Trecho da fonte:
┏━━

Autoria: André Miranda.
Fonte: O Globo. Data:
28/02/2014.
URL: http://oglobo.globo.com/cultura/bandido-invade-biblioteca-nacional-na-madrugada-circula-livremente-rouba-computador-monitor-11739402
Há quase uma semana, a sede da Biblioteca Nacional, no Centro do Rio,
foi invadida e roubada. Lá estão guardados mais de oito milhões e meio de
peças, um patrimônio público que forma a maior coleção bibliográfica da América
Latina. Porém, apesar do valor incalculável desse acervo, na madrugada do
último sábado um homem conseguiu pular os tapumes e a grade de proteção que
cercam a biblioteca, ao lado da Rua Pedro Lessa. Depois, arrombou a janela de
um banheiro feminino que fica no segundo andar e entrou no prédio. Lá dentro,
pôde circular livremente para roubar um laptop e um monitor, antes de sair pelo
mesmo lugar por onde entrou. A direção da Biblioteca Nacional preferiu não
trazer o incidente a público, mas, procurada pelo GLOBO, confirmou que o crime
ocorreu e disse que já reforçou a segurança.

┗━━

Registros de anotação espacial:
┏━━

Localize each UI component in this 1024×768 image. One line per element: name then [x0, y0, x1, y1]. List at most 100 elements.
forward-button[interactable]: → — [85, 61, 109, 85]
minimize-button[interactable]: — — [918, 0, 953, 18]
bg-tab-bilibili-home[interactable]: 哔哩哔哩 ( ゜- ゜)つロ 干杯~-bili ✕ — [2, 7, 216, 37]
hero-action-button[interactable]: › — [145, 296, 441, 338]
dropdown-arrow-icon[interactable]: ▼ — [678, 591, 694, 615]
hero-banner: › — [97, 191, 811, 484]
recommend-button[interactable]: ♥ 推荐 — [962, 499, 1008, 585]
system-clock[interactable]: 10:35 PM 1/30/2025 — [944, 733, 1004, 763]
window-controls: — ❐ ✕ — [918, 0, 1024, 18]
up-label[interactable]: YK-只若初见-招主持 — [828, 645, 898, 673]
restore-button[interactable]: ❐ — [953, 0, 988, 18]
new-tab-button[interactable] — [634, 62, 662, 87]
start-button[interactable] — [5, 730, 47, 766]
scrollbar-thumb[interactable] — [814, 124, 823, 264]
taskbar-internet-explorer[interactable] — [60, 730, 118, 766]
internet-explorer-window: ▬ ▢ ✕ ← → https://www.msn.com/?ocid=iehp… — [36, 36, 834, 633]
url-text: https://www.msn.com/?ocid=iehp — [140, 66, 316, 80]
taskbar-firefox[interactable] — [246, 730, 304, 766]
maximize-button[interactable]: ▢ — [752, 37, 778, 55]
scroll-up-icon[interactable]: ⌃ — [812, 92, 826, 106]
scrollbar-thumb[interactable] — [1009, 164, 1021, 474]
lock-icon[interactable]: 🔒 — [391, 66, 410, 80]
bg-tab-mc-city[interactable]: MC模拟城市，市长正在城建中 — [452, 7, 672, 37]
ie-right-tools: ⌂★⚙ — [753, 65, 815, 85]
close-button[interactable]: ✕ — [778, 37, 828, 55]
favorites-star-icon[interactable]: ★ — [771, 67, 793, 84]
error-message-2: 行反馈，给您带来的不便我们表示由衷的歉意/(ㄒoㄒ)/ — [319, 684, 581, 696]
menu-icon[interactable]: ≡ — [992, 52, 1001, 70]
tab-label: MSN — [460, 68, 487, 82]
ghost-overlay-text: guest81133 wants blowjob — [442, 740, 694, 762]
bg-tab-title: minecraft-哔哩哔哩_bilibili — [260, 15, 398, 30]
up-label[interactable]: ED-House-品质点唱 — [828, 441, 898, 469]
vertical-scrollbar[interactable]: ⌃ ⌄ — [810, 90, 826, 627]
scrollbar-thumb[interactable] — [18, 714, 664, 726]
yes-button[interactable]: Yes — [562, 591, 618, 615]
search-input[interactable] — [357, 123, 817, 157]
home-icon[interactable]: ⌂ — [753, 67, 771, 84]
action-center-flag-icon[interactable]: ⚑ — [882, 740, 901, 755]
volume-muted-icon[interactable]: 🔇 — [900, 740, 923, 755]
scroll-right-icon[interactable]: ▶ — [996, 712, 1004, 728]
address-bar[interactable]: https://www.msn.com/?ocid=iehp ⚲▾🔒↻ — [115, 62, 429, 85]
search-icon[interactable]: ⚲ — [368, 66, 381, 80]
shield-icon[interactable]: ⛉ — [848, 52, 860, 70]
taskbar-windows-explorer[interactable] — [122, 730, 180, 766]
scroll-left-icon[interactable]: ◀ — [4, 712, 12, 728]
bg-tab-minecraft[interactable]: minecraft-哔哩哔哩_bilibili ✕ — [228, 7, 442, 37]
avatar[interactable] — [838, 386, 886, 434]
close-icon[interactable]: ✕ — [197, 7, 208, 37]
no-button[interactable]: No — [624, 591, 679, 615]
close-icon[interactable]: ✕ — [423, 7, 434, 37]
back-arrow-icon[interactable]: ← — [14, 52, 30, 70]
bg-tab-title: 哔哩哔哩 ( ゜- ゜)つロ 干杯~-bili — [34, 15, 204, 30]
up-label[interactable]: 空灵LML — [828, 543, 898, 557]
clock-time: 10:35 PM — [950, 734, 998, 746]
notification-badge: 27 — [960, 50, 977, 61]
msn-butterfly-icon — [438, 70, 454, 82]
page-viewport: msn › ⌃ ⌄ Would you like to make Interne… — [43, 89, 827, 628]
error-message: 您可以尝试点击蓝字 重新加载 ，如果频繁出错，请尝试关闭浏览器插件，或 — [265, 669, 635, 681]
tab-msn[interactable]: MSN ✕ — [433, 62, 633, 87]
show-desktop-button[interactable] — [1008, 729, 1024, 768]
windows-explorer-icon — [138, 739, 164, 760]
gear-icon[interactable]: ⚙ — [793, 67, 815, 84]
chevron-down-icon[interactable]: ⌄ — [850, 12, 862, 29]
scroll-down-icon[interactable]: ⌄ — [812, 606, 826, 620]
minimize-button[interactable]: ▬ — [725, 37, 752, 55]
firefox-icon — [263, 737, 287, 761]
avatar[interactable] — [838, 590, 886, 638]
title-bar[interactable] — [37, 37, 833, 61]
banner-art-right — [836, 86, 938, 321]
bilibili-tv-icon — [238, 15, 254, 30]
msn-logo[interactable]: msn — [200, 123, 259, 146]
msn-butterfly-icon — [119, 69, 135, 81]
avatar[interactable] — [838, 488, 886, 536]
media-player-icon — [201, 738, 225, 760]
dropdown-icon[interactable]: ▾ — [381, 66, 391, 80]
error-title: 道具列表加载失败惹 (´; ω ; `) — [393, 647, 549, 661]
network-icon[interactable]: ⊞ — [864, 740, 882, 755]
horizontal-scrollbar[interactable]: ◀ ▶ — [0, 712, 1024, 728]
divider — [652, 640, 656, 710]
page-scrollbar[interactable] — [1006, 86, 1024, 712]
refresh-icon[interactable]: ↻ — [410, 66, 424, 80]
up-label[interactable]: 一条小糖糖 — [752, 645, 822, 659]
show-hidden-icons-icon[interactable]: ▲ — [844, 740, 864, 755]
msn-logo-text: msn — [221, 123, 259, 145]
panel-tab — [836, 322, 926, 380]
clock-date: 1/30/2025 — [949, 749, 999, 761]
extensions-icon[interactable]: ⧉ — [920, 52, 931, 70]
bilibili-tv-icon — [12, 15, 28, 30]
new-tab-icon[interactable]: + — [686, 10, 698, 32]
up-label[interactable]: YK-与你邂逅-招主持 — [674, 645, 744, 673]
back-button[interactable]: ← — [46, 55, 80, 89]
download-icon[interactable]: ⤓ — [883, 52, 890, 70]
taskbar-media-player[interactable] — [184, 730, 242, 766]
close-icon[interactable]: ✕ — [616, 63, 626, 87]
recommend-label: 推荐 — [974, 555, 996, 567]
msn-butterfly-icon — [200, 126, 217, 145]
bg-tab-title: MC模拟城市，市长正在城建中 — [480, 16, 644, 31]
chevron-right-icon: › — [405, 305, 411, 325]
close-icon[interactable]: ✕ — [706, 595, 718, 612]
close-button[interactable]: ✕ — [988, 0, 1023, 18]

┗━━

O que fazer:
Continue a notícia sobre o roubo na Biblioteca Nacional a partir da última frase que aparece.

Resposta:
As imagens do roubo foram registadas pelas câmeras da biblioteca, mas os
vigias noturnos disseram que não perceberam a movimentação. O laptop roubado
era de um brigadista e estava guardado numa sala no primeiro andar. Já o
monitor ficava no balcão de atendimento para visitas guiadas, no andar de cima.
No próprio sábado, o crime foi informado à polícia. E as gravações, passadas
para a Superintendência Regional da Polícia Federal do Rio de Janeiro, onde foi
lavrada a certidão de ocorrência número 383.
Pelas imagens das câmeras de segurança, o ladrão, ainda não
identificado, aparenta ser jovem. Há meses, os funcionários da instituição
reclamam que a Rua Pedro Lessa tem servido como concentração para usuários de
crack, e dentro da instituição suspeita-se que o bandido teria vindo desse
grupo. Mas, independentemente de quem tenha cometido o crime, o que mais chama
a atenção é a facilidade com que uma pessoa conseguiu entrar no prédio sem ser
notada.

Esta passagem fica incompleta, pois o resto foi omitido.